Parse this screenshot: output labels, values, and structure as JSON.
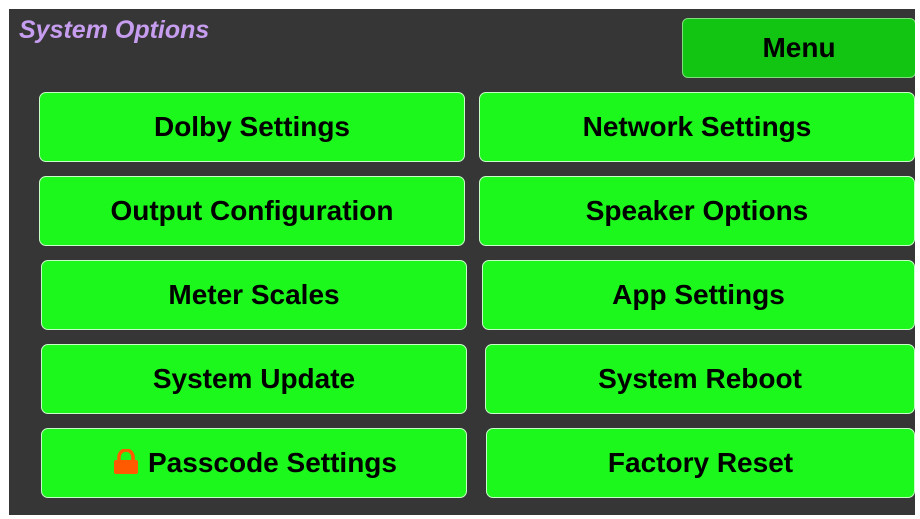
{
  "header": {
    "title": "System Options",
    "menu_label": "Menu"
  },
  "buttons": {
    "dolby": "Dolby Settings",
    "network": "Network Settings",
    "output": "Output Configuration",
    "speaker": "Speaker Options",
    "meter": "Meter Scales",
    "app": "App Settings",
    "update": "System Update",
    "reboot": "System Reboot",
    "passcode": "Passcode Settings",
    "factory": "Factory Reset"
  },
  "icons": {
    "passcode_icon": "lock-icon"
  },
  "colors": {
    "background": "#363636",
    "title": "#c79df0",
    "button": "#1cf71c",
    "menu_button": "#12c512",
    "lock": "#ff5a00"
  }
}
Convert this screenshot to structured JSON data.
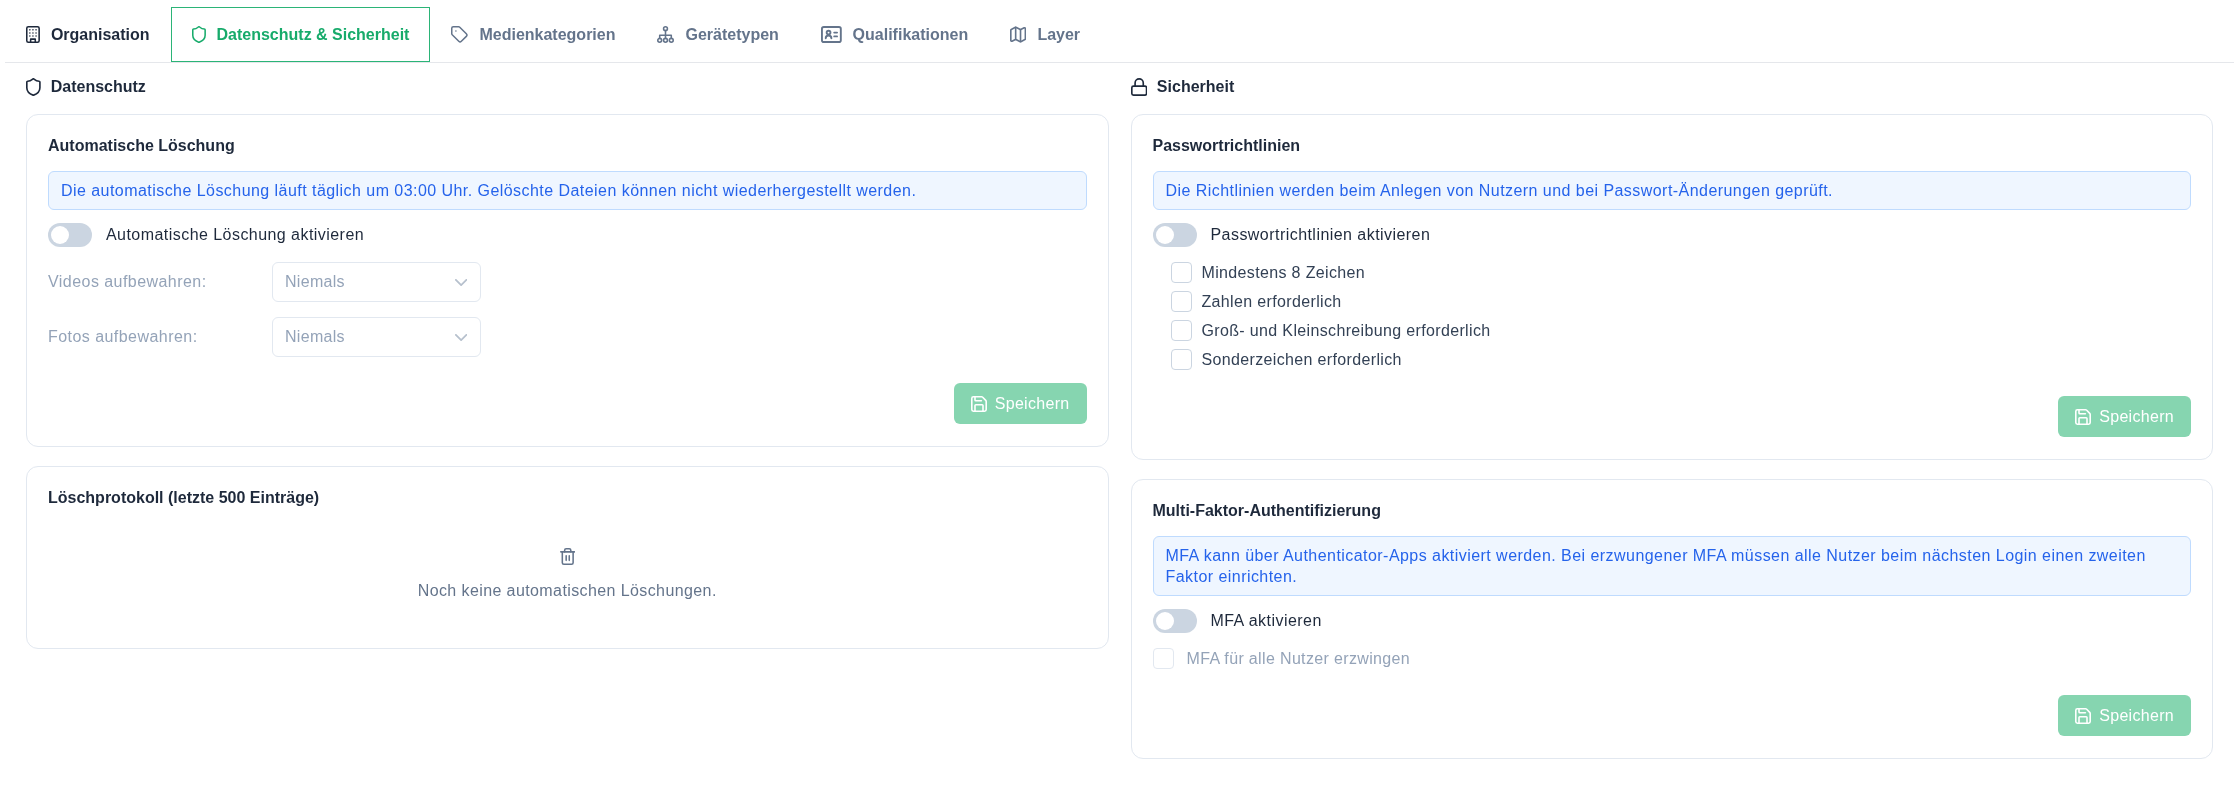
{
  "tabs": [
    {
      "label": "Organisation",
      "selected": false,
      "hovered": true
    },
    {
      "label": "Datenschutz & Sicherheit",
      "selected": true,
      "hovered": false
    },
    {
      "label": "Medienkategorien",
      "selected": false,
      "hovered": false
    },
    {
      "label": "Gerätetypen",
      "selected": false,
      "hovered": false
    },
    {
      "label": "Qualifikationen",
      "selected": false,
      "hovered": false
    },
    {
      "label": "Layer",
      "selected": false,
      "hovered": false
    }
  ],
  "sections": [
    {
      "heading": "Datenschutz",
      "cards": [
        {
          "kind": "settings",
          "title": "Automatische Löschung",
          "info": "Die automatische Löschung läuft täglich um 03:00 Uhr. Gelöschte Dateien können nicht wiederhergestellt werden.",
          "toggle": {
            "label": "Automatische Löschung aktivieren",
            "on": false
          },
          "selects": [
            {
              "label": "Videos aufbewahren:",
              "value": "Niemals",
              "disabled": true
            },
            {
              "label": "Fotos aufbewahren:",
              "value": "Niemals",
              "disabled": true
            }
          ],
          "save": {
            "label": "Speichern",
            "disabled": true
          }
        },
        {
          "kind": "log",
          "title": "Löschprotokoll (letzte 500 Einträge)",
          "empty_text": "Noch keine automatischen Löschungen."
        }
      ]
    },
    {
      "heading": "Sicherheit",
      "cards": [
        {
          "kind": "settings",
          "title": "Passwortrichtlinien",
          "info": "Die Richtlinien werden beim Anlegen von Nutzern und bei Passwort-Änderungen geprüft.",
          "toggle": {
            "label": "Passwortrichtlinien aktivieren",
            "on": false,
            "options": [
              {
                "label": "Mindestens 8 Zeichen",
                "checked": false
              },
              {
                "label": "Zahlen erforderlich",
                "checked": false
              },
              {
                "label": "Groß- und Kleinschreibung erforderlich",
                "checked": false
              },
              {
                "label": "Sonderzeichen erforderlich",
                "checked": false
              }
            ]
          },
          "save": {
            "label": "Speichern",
            "disabled": true
          }
        },
        {
          "kind": "settings",
          "title": "Multi-Faktor-Authentifizierung",
          "info": "MFA kann über Authenticator-Apps aktiviert werden. Bei erzwungener MFA müssen alle Nutzer beim nächsten Login einen zweiten Faktor einrichten.",
          "toggle": {
            "label": "MFA aktivieren",
            "on": false
          },
          "checkboxes": [
            {
              "label": "MFA für alle Nutzer erzwingen",
              "checked": false,
              "disabled": true
            }
          ],
          "save": {
            "label": "Speichern",
            "disabled": true
          }
        }
      ]
    }
  ]
}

◆ **What you are asked to do**: Reproduce every entry word for word, but omit the pictures.

◆ **Task response**:
Parse this screenshot: output labels, values, and structure as JSON.
{
  "header": {
    "title": "System Options",
    "menu_label": "Menu"
  },
  "buttons": {
    "dolby": "Dolby Settings",
    "network": "Network Settings",
    "output": "Output Configuration",
    "speaker": "Speaker Options",
    "meter": "Meter Scales",
    "app": "App Settings",
    "update": "System Update",
    "reboot": "System Reboot",
    "passcode": "Passcode Settings",
    "factory": "Factory Reset"
  },
  "icons": {
    "passcode_icon": "lock-icon"
  },
  "colors": {
    "background": "#363636",
    "title": "#c79df0",
    "button": "#1cf71c",
    "menu_button": "#12c512",
    "lock": "#ff5a00"
  }
}
Convert this screenshot to structured JSON data.
{
  "tabs": [
    {
      "label": "Organisation",
      "selected": false,
      "hovered": true
    },
    {
      "label": "Datenschutz & Sicherheit",
      "selected": true,
      "hovered": false
    },
    {
      "label": "Medienkategorien",
      "selected": false,
      "hovered": false
    },
    {
      "label": "Gerätetypen",
      "selected": false,
      "hovered": false
    },
    {
      "label": "Qualifikationen",
      "selected": false,
      "hovered": false
    },
    {
      "label": "Layer",
      "selected": false,
      "hovered": false
    }
  ],
  "sections": [
    {
      "heading": "Datenschutz",
      "cards": [
        {
          "kind": "settings",
          "title": "Automatische Löschung",
          "info": "Die automatische Löschung läuft täglich um 03:00 Uhr. Gelöschte Dateien können nicht wiederhergestellt werden.",
          "toggle": {
            "label": "Automatische Löschung aktivieren",
            "on": false
          },
          "selects": [
            {
              "label": "Videos aufbewahren:",
              "value": "Niemals",
              "disabled": true
            },
            {
              "label": "Fotos aufbewahren:",
              "value": "Niemals",
              "disabled": true
            }
          ],
          "save": {
            "label": "Speichern",
            "disabled": true
          }
        },
        {
          "kind": "log",
          "title": "Löschprotokoll (letzte 500 Einträge)",
          "empty_text": "Noch keine automatischen Löschungen."
        }
      ]
    },
    {
      "heading": "Sicherheit",
      "cards": [
        {
          "kind": "settings",
          "title": "Passwortrichtlinien",
          "info": "Die Richtlinien werden beim Anlegen von Nutzern und bei Passwort-Änderungen geprüft.",
          "toggle": {
            "label": "Passwortrichtlinien aktivieren",
            "on": false,
            "options": [
              {
                "label": "Mindestens 8 Zeichen",
                "checked": false
              },
              {
                "label": "Zahlen erforderlich",
                "checked": false
              },
              {
                "label": "Groß- und Kleinschreibung erforderlich",
                "checked": false
              },
              {
                "label": "Sonderzeichen erforderlich",
                "checked": false
              }
            ]
          },
          "save": {
            "label": "Speichern",
            "disabled": true
          }
        },
        {
          "kind": "settings",
          "title": "Multi-Faktor-Authentifizierung",
          "info": "MFA kann über Authenticator-Apps aktiviert werden. Bei erzwungener MFA müssen alle Nutzer beim nächsten Login einen zweiten Faktor einrichten.",
          "toggle": {
            "label": "MFA aktivieren",
            "on": false
          },
          "checkboxes": [
            {
              "label": "MFA für alle Nutzer erzwingen",
              "checked": false,
              "disabled": true
            }
          ],
          "save": {
            "label": "Speichern",
            "disabled": true
          }
        }
      ]
    }
  ]
}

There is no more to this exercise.